What to work on: Transcribe every entry word for word. Skip the pictures.

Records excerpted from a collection
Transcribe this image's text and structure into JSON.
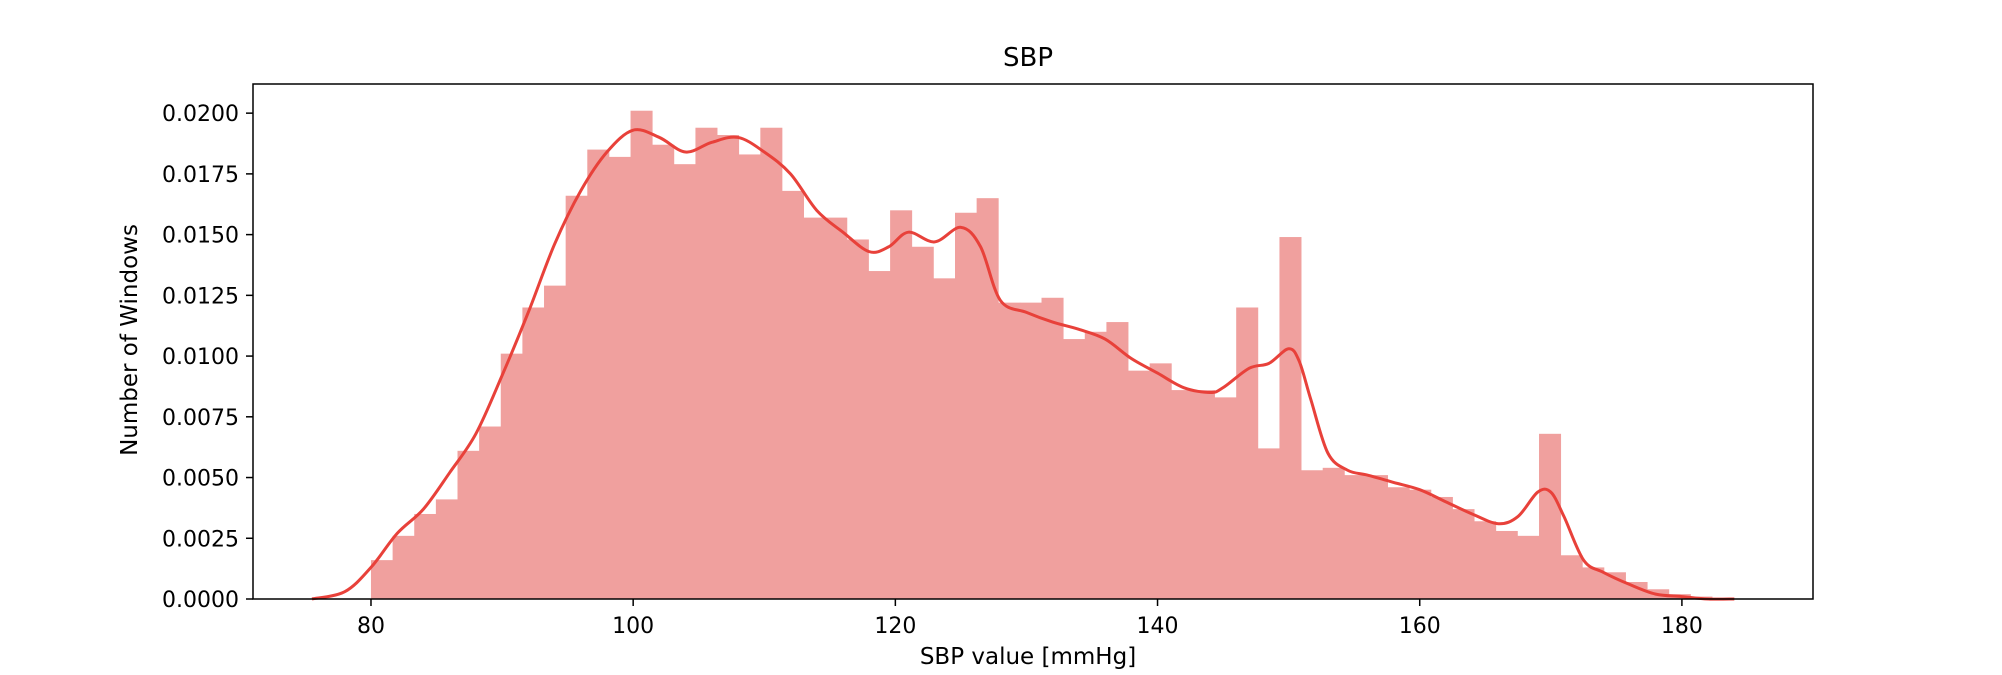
{
  "chart_data": {
    "type": "histogram",
    "title": "SBP",
    "xlabel": "SBP value [mmHg]",
    "ylabel": "Number of Windows",
    "xlim": [
      71,
      190
    ],
    "ylim": [
      0,
      0.0212
    ],
    "x_ticks": [
      80,
      100,
      120,
      140,
      160,
      180
    ],
    "x_tick_labels": [
      "80",
      "100",
      "120",
      "140",
      "160",
      "180"
    ],
    "y_ticks": [
      0,
      0.0025,
      0.005,
      0.0075,
      0.01,
      0.0125,
      0.015,
      0.0175,
      0.02
    ],
    "y_tick_labels": [
      "0.0000",
      "0.0025",
      "0.0050",
      "0.0075",
      "0.0100",
      "0.0125",
      "0.0150",
      "0.0175",
      "0.0200"
    ],
    "grid": false,
    "bar_color": "#f0a09e",
    "line_color": "#e8413a",
    "bins": {
      "start": 80,
      "width": 1.65,
      "values": [
        0.0016,
        0.0026,
        0.0035,
        0.0041,
        0.0061,
        0.0071,
        0.0101,
        0.012,
        0.0129,
        0.0166,
        0.0185,
        0.0182,
        0.0201,
        0.0187,
        0.0179,
        0.0194,
        0.0191,
        0.0183,
        0.0194,
        0.0168,
        0.0157,
        0.0157,
        0.0148,
        0.0135,
        0.016,
        0.0145,
        0.0132,
        0.0159,
        0.0165,
        0.0122,
        0.0122,
        0.0124,
        0.0107,
        0.011,
        0.0114,
        0.0094,
        0.0097,
        0.0086,
        0.0086,
        0.0083,
        0.012,
        0.0062,
        0.0149,
        0.0053,
        0.0054,
        0.0051,
        0.0051,
        0.0046,
        0.0045,
        0.0042,
        0.0037,
        0.0032,
        0.0028,
        0.0026,
        0.0068,
        0.0018,
        0.0013,
        0.0011,
        0.0007,
        0.0004,
        0.0002,
        0.0001
      ]
    },
    "kde": {
      "x": [
        75.5,
        78,
        80,
        82,
        84,
        86,
        88,
        90,
        92,
        94,
        96,
        98,
        100,
        102,
        104,
        106,
        108,
        110,
        112,
        114,
        116,
        118,
        119.5,
        121,
        123,
        125,
        126.5,
        128,
        130,
        132,
        134,
        136,
        138,
        140,
        142,
        144,
        145,
        147,
        148.5,
        150,
        150.8,
        151.7,
        153,
        154.5,
        156,
        158,
        160,
        162,
        164,
        166,
        167.5,
        169,
        170,
        171,
        172.5,
        174,
        176,
        178,
        180,
        182,
        184
      ],
      "y": [
        0.0,
        0.0003,
        0.0013,
        0.0027,
        0.0037,
        0.0052,
        0.0068,
        0.0092,
        0.0118,
        0.0146,
        0.0168,
        0.0184,
        0.0193,
        0.019,
        0.0184,
        0.0188,
        0.019,
        0.0184,
        0.0175,
        0.016,
        0.0151,
        0.0143,
        0.0145,
        0.0151,
        0.0147,
        0.0153,
        0.0145,
        0.0123,
        0.0118,
        0.0114,
        0.0111,
        0.0107,
        0.0099,
        0.0093,
        0.0087,
        0.0085,
        0.0087,
        0.0095,
        0.0097,
        0.0103,
        0.0098,
        0.0082,
        0.006,
        0.0053,
        0.0051,
        0.0048,
        0.0045,
        0.004,
        0.0035,
        0.0031,
        0.0034,
        0.0044,
        0.0044,
        0.0034,
        0.0016,
        0.0011,
        0.0006,
        0.0002,
        0.0001,
        0.0,
        0.0
      ]
    }
  }
}
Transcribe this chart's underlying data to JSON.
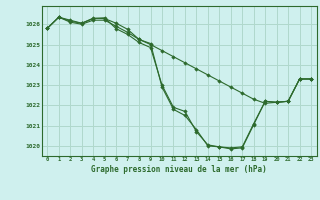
{
  "title": "Graphe pression niveau de la mer (hPa)",
  "bg_color": "#cff0ee",
  "grid_color": "#b0d8cc",
  "line_color": "#2d6a2d",
  "marker_color": "#2d6a2d",
  "xlim": [
    -0.5,
    23.5
  ],
  "ylim": [
    1019.5,
    1026.9
  ],
  "yticks": [
    1020,
    1021,
    1022,
    1023,
    1024,
    1025,
    1026
  ],
  "xticks": [
    0,
    1,
    2,
    3,
    4,
    5,
    6,
    7,
    8,
    9,
    10,
    11,
    12,
    13,
    14,
    15,
    16,
    17,
    18,
    19,
    20,
    21,
    22,
    23
  ],
  "series": [
    [
      1025.8,
      1026.35,
      1026.1,
      1026.0,
      1026.2,
      1026.2,
      1025.9,
      1025.6,
      1025.25,
      1025.0,
      1024.7,
      1024.4,
      1024.1,
      1023.8,
      1023.5,
      1023.2,
      1022.9,
      1022.6,
      1022.3,
      1022.1,
      1022.15,
      1022.2,
      1023.3,
      1023.3
    ],
    [
      1025.8,
      1026.35,
      1026.15,
      1026.05,
      1026.3,
      1026.28,
      1026.05,
      1025.75,
      1025.25,
      1025.05,
      1022.9,
      1021.8,
      1021.5,
      1020.8,
      1020.0,
      1019.95,
      1019.85,
      1019.9,
      1021.05,
      1022.2,
      1022.15,
      1022.2,
      1023.3,
      1023.3
    ],
    [
      1025.8,
      1026.35,
      1026.2,
      1026.05,
      1026.28,
      1026.32,
      1025.78,
      1025.5,
      1025.1,
      1024.85,
      1023.0,
      1021.9,
      1021.7,
      1020.7,
      1020.05,
      1019.95,
      1019.9,
      1019.95,
      1021.1,
      1022.2,
      1022.15,
      1022.2,
      1023.3,
      1023.3
    ]
  ]
}
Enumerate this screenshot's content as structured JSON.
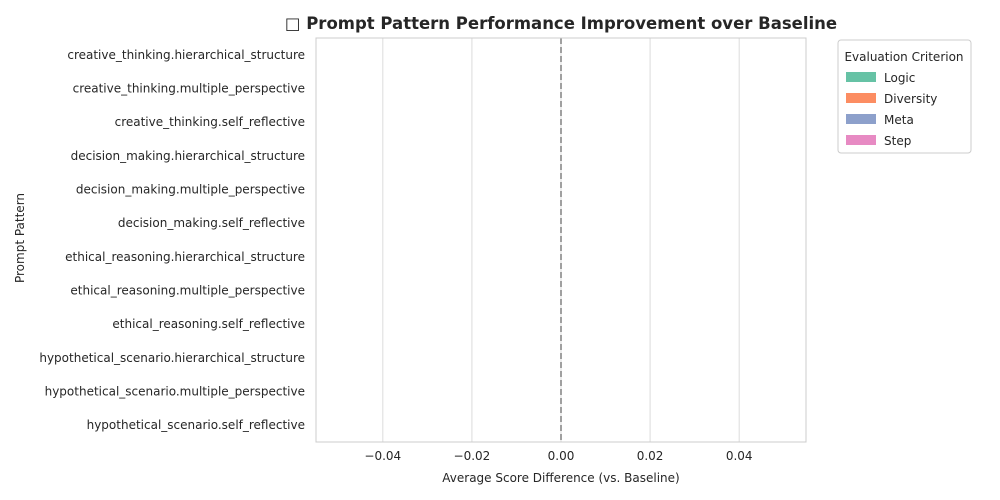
{
  "chart_data": {
    "type": "bar",
    "orientation": "horizontal",
    "title": "□ Prompt Pattern Performance Improvement over Baseline",
    "xlabel": "Average Score Difference (vs. Baseline)",
    "ylabel": "Prompt Pattern",
    "categories": [
      "creative_thinking.hierarchical_structure",
      "creative_thinking.multiple_perspective",
      "creative_thinking.self_reflective",
      "decision_making.hierarchical_structure",
      "decision_making.multiple_perspective",
      "decision_making.self_reflective",
      "ethical_reasoning.hierarchical_structure",
      "ethical_reasoning.multiple_perspective",
      "ethical_reasoning.self_reflective",
      "hypothetical_scenario.hierarchical_structure",
      "hypothetical_scenario.multiple_perspective",
      "hypothetical_scenario.self_reflective"
    ],
    "series": [
      {
        "name": "Logic",
        "color": "#66c2a5",
        "values": [
          0,
          0,
          0,
          0,
          0,
          0,
          0,
          0,
          0,
          0,
          0,
          0
        ]
      },
      {
        "name": "Diversity",
        "color": "#fc8d62",
        "values": [
          0,
          0,
          0,
          0,
          0,
          0,
          0,
          0,
          0,
          0,
          0,
          0
        ]
      },
      {
        "name": "Meta",
        "color": "#8da0cb",
        "values": [
          0,
          0,
          0,
          0,
          0,
          0,
          0,
          0,
          0,
          0,
          0,
          0
        ]
      },
      {
        "name": "Step",
        "color": "#e78ac3",
        "values": [
          0,
          0,
          0,
          0,
          0,
          0,
          0,
          0,
          0,
          0,
          0,
          0
        ]
      }
    ],
    "xlim": [
      -0.055,
      0.055
    ],
    "xticks": [
      -0.04,
      -0.02,
      0.0,
      0.02,
      0.04
    ],
    "xtick_labels": [
      "−0.04",
      "−0.02",
      "0.00",
      "0.02",
      "0.04"
    ],
    "reference_line": 0.0,
    "grid": "vertical",
    "legend": {
      "title": "Evaluation Criterion",
      "placement": "outside-top-right"
    }
  }
}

Solution for this problem:
Transcribe this image's text and structure into JSON.
{
  "chart_data": {
    "type": "histogram",
    "title": "SBP",
    "xlabel": "SBP value [mmHg]",
    "ylabel": "Number of Windows",
    "xlim": [
      71,
      190
    ],
    "ylim": [
      0,
      0.0212
    ],
    "x_ticks": [
      80,
      100,
      120,
      140,
      160,
      180
    ],
    "x_tick_labels": [
      "80",
      "100",
      "120",
      "140",
      "160",
      "180"
    ],
    "y_ticks": [
      0,
      0.0025,
      0.005,
      0.0075,
      0.01,
      0.0125,
      0.015,
      0.0175,
      0.02
    ],
    "y_tick_labels": [
      "0.0000",
      "0.0025",
      "0.0050",
      "0.0075",
      "0.0100",
      "0.0125",
      "0.0150",
      "0.0175",
      "0.0200"
    ],
    "grid": false,
    "bar_color": "#f0a09e",
    "line_color": "#e8413a",
    "bins": {
      "start": 80,
      "width": 1.65,
      "values": [
        0.0016,
        0.0026,
        0.0035,
        0.0041,
        0.0061,
        0.0071,
        0.0101,
        0.012,
        0.0129,
        0.0166,
        0.0185,
        0.0182,
        0.0201,
        0.0187,
        0.0179,
        0.0194,
        0.0191,
        0.0183,
        0.0194,
        0.0168,
        0.0157,
        0.0157,
        0.0148,
        0.0135,
        0.016,
        0.0145,
        0.0132,
        0.0159,
        0.0165,
        0.0122,
        0.0122,
        0.0124,
        0.0107,
        0.011,
        0.0114,
        0.0094,
        0.0097,
        0.0086,
        0.0086,
        0.0083,
        0.012,
        0.0062,
        0.0149,
        0.0053,
        0.0054,
        0.0051,
        0.0051,
        0.0046,
        0.0045,
        0.0042,
        0.0037,
        0.0032,
        0.0028,
        0.0026,
        0.0068,
        0.0018,
        0.0013,
        0.0011,
        0.0007,
        0.0004,
        0.0002,
        0.0001
      ]
    },
    "kde": {
      "x": [
        75.5,
        78,
        80,
        82,
        84,
        86,
        88,
        90,
        92,
        94,
        96,
        98,
        100,
        102,
        104,
        106,
        108,
        110,
        112,
        114,
        116,
        118,
        119.5,
        121,
        123,
        125,
        126.5,
        128,
        130,
        132,
        134,
        136,
        138,
        140,
        142,
        144,
        145,
        147,
        148.5,
        150,
        150.8,
        151.7,
        153,
        154.5,
        156,
        158,
        160,
        162,
        164,
        166,
        167.5,
        169,
        170,
        171,
        172.5,
        174,
        176,
        178,
        180,
        182,
        184
      ],
      "y": [
        0.0,
        0.0003,
        0.0013,
        0.0027,
        0.0037,
        0.0052,
        0.0068,
        0.0092,
        0.0118,
        0.0146,
        0.0168,
        0.0184,
        0.0193,
        0.019,
        0.0184,
        0.0188,
        0.019,
        0.0184,
        0.0175,
        0.016,
        0.0151,
        0.0143,
        0.0145,
        0.0151,
        0.0147,
        0.0153,
        0.0145,
        0.0123,
        0.0118,
        0.0114,
        0.0111,
        0.0107,
        0.0099,
        0.0093,
        0.0087,
        0.0085,
        0.0087,
        0.0095,
        0.0097,
        0.0103,
        0.0098,
        0.0082,
        0.006,
        0.0053,
        0.0051,
        0.0048,
        0.0045,
        0.004,
        0.0035,
        0.0031,
        0.0034,
        0.0044,
        0.0044,
        0.0034,
        0.0016,
        0.0011,
        0.0006,
        0.0002,
        0.0001,
        0.0,
        0.0
      ]
    }
  }
}
Transcribe this chart's underlying data to JSON.
{
  "title": "Graphe pression niveau de la mer (hPa)",
  "bg_color": "#cff0ee",
  "grid_color": "#b0d8cc",
  "line_color": "#2d6a2d",
  "marker_color": "#2d6a2d",
  "xlim": [
    -0.5,
    23.5
  ],
  "ylim": [
    1019.5,
    1026.9
  ],
  "yticks": [
    1020,
    1021,
    1022,
    1023,
    1024,
    1025,
    1026
  ],
  "xticks": [
    0,
    1,
    2,
    3,
    4,
    5,
    6,
    7,
    8,
    9,
    10,
    11,
    12,
    13,
    14,
    15,
    16,
    17,
    18,
    19,
    20,
    21,
    22,
    23
  ],
  "series": [
    [
      1025.8,
      1026.35,
      1026.1,
      1026.0,
      1026.2,
      1026.2,
      1025.9,
      1025.6,
      1025.25,
      1025.0,
      1024.7,
      1024.4,
      1024.1,
      1023.8,
      1023.5,
      1023.2,
      1022.9,
      1022.6,
      1022.3,
      1022.1,
      1022.15,
      1022.2,
      1023.3,
      1023.3
    ],
    [
      1025.8,
      1026.35,
      1026.15,
      1026.05,
      1026.3,
      1026.28,
      1026.05,
      1025.75,
      1025.25,
      1025.05,
      1022.9,
      1021.8,
      1021.5,
      1020.8,
      1020.0,
      1019.95,
      1019.85,
      1019.9,
      1021.05,
      1022.2,
      1022.15,
      1022.2,
      1023.3,
      1023.3
    ],
    [
      1025.8,
      1026.35,
      1026.2,
      1026.05,
      1026.28,
      1026.32,
      1025.78,
      1025.5,
      1025.1,
      1024.85,
      1023.0,
      1021.9,
      1021.7,
      1020.7,
      1020.05,
      1019.95,
      1019.9,
      1019.95,
      1021.1,
      1022.2,
      1022.15,
      1022.2,
      1023.3,
      1023.3
    ]
  ]
}
Enumerate this screenshot's content as structured JSON.
{
  "chart_data": {
    "type": "bar",
    "orientation": "horizontal",
    "title": "□ Prompt Pattern Performance Improvement over Baseline",
    "xlabel": "Average Score Difference (vs. Baseline)",
    "ylabel": "Prompt Pattern",
    "categories": [
      "creative_thinking.hierarchical_structure",
      "creative_thinking.multiple_perspective",
      "creative_thinking.self_reflective",
      "decision_making.hierarchical_structure",
      "decision_making.multiple_perspective",
      "decision_making.self_reflective",
      "ethical_reasoning.hierarchical_structure",
      "ethical_reasoning.multiple_perspective",
      "ethical_reasoning.self_reflective",
      "hypothetical_scenario.hierarchical_structure",
      "hypothetical_scenario.multiple_perspective",
      "hypothetical_scenario.self_reflective"
    ],
    "series": [
      {
        "name": "Logic",
        "color": "#66c2a5",
        "values": [
          0,
          0,
          0,
          0,
          0,
          0,
          0,
          0,
          0,
          0,
          0,
          0
        ]
      },
      {
        "name": "Diversity",
        "color": "#fc8d62",
        "values": [
          0,
          0,
          0,
          0,
          0,
          0,
          0,
          0,
          0,
          0,
          0,
          0
        ]
      },
      {
        "name": "Meta",
        "color": "#8da0cb",
        "values": [
          0,
          0,
          0,
          0,
          0,
          0,
          0,
          0,
          0,
          0,
          0,
          0
        ]
      },
      {
        "name": "Step",
        "color": "#e78ac3",
        "values": [
          0,
          0,
          0,
          0,
          0,
          0,
          0,
          0,
          0,
          0,
          0,
          0
        ]
      }
    ],
    "xlim": [
      -0.055,
      0.055
    ],
    "xticks": [
      -0.04,
      -0.02,
      0.0,
      0.02,
      0.04
    ],
    "xtick_labels": [
      "−0.04",
      "−0.02",
      "0.00",
      "0.02",
      "0.04"
    ],
    "reference_line": 0.0,
    "grid": "vertical",
    "legend": {
      "title": "Evaluation Criterion",
      "placement": "outside-top-right"
    }
  }
}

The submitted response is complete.